REQUIREMENT
In the entries below, find every line holding the string "края" and collect it.

Saved entries
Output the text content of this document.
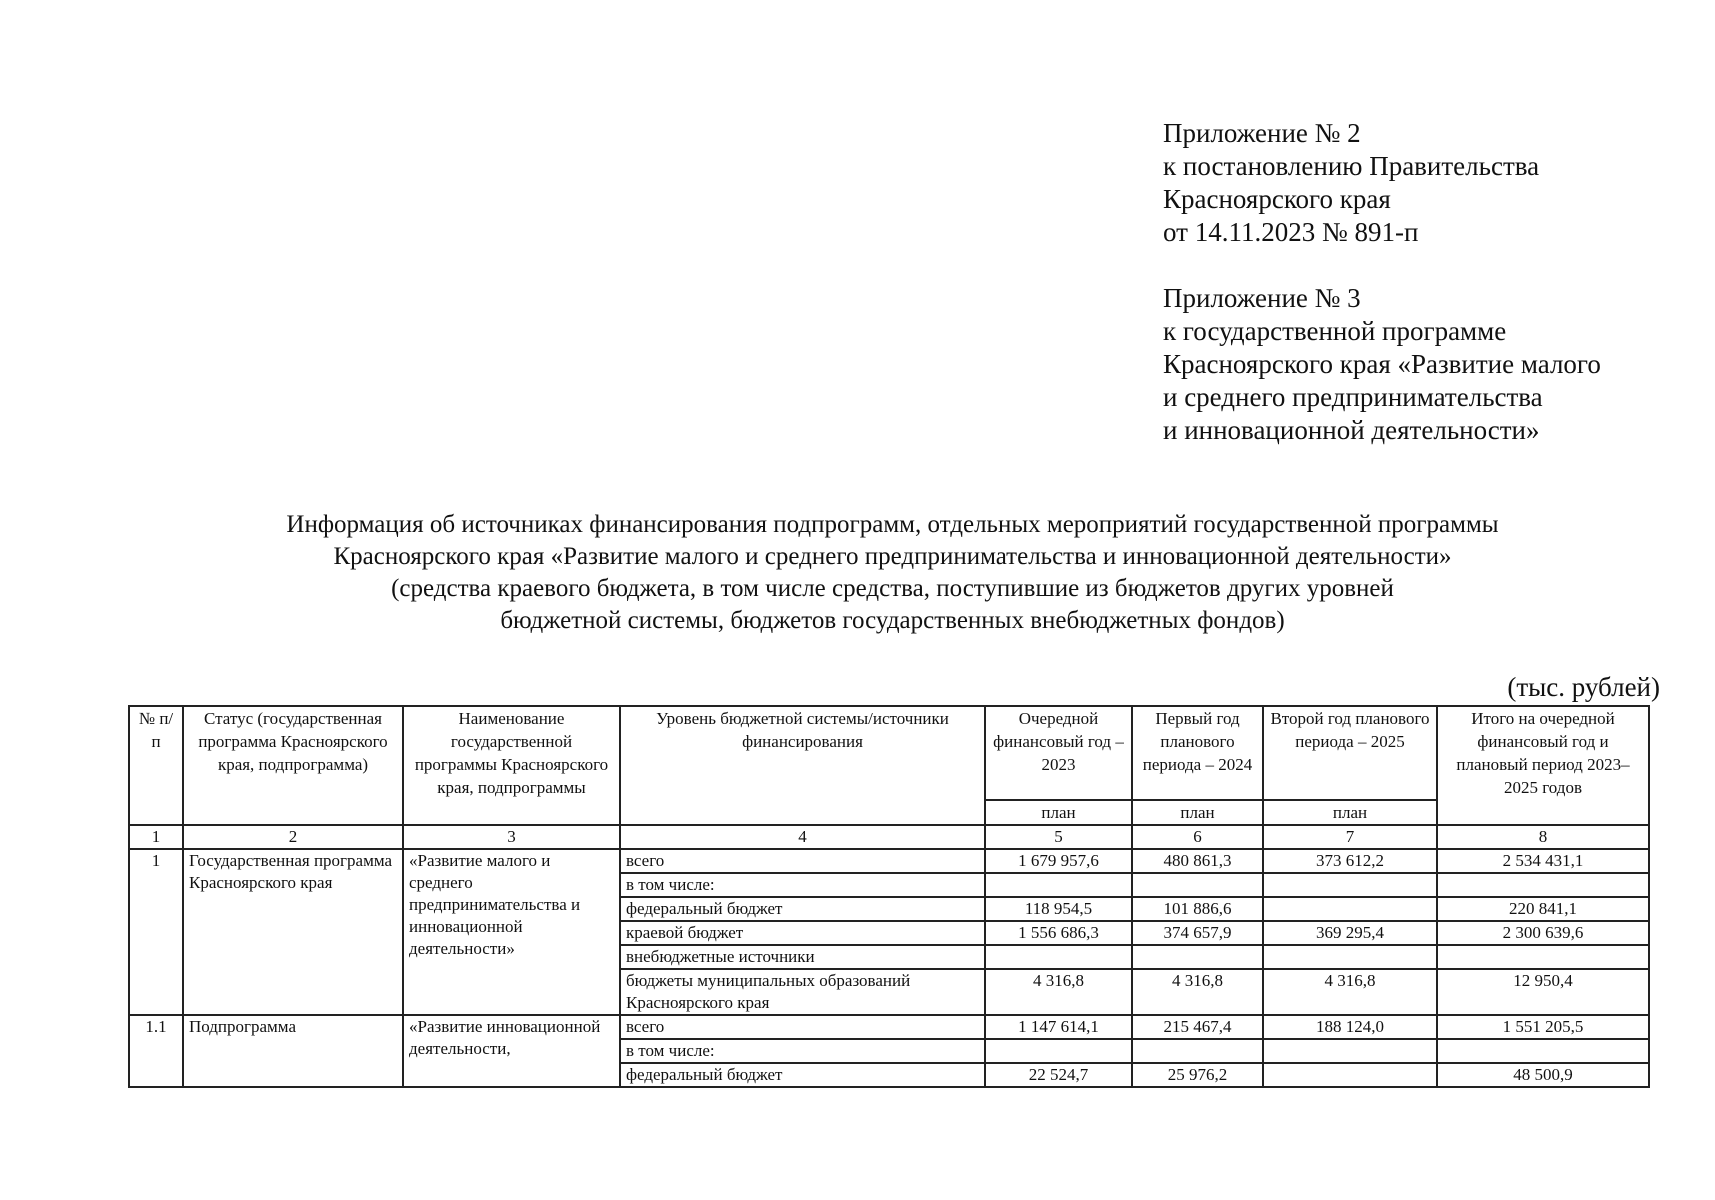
Приложение № 2
к постановлению Правительства
Красноярского края
от 14.11.2023 № 891-п
Приложение № 3
к государственной программе
Красноярского края «Развитие малого
и среднего предпринимательства
и инновационной деятельности»
Информация об источниках финансирования подпрограмм, отдельных мероприятий государственной программы
Красноярского края «Развитие малого и среднего предпринимательства и инновационной деятельности»
(средства краевого бюджета, в том числе средства, поступившие из бюджетов других уровней
бюджетной системы, бюджетов государственных внебюджетных фондов)
(тыс. рублей)
№ п/п	Статус (государственная программа Красноярского края, подпрограмма)	Наименование государственной программы Красноярского края, подпрограммы	Уровень бюджетной системы/источники финансирования	Очередной финансовый год – 2023	Первый год планового периода – 2024	Второй год планового периода – 2025	Итого на очередной финансовый год и плановый период 2023–2025 годов
				план	план	план	
1	2	3	4	5	6	7	8
1	Государственная программа Красноярского края	«Развитие малого и среднего предпринимательства и инновационной деятельности»	всего	1 679 957,6	480 861,3	373 612,2	2 534 431,1
			в том числе:				
			федеральный бюджет	118 954,5	101 886,6		220 841,1
			краевой бюджет	1 556 686,3	374 657,9	369 295,4	2 300 639,6
			внебюджетные источники				
			бюджеты муниципальных образований Красноярского края	4 316,8	4 316,8	4 316,8	12 950,4
1.1	Подпрограмма	«Развитие инновационной деятельности,	всего	1 147 614,1	215 467,4	188 124,0	1 551 205,5
			в том числе:				
			федеральный бюджет	22 524,7	25 976,2		48 500,9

ANSWER FOR THE TASK
Красноярского края
Красноярского края «Развитие малого
Красноярского края «Развитие малого и среднего предпринимательства и инновационной деятельности»
№ п/п	Статус (государственная программа Красноярского края, подпрограмма)	Наименование государственной программы Красноярского края, подпрограммы	Уровень бюджетной системы/источники финансирования	Очередной финансовый год – 2023	Первый год планового периода – 2024	Второй год планового периода – 2025	Итого на очередной финансовый год и плановый период 2023–2025 годов
1	Государственная программа Красноярского края	«Развитие малого и среднего предпринимательства и инновационной деятельности»	всего	1 679 957,6	480 861,3	373 612,2	2 534 431,1
			бюджеты муниципальных образований Красноярского края	4 316,8	4 316,8	4 316,8	12 950,4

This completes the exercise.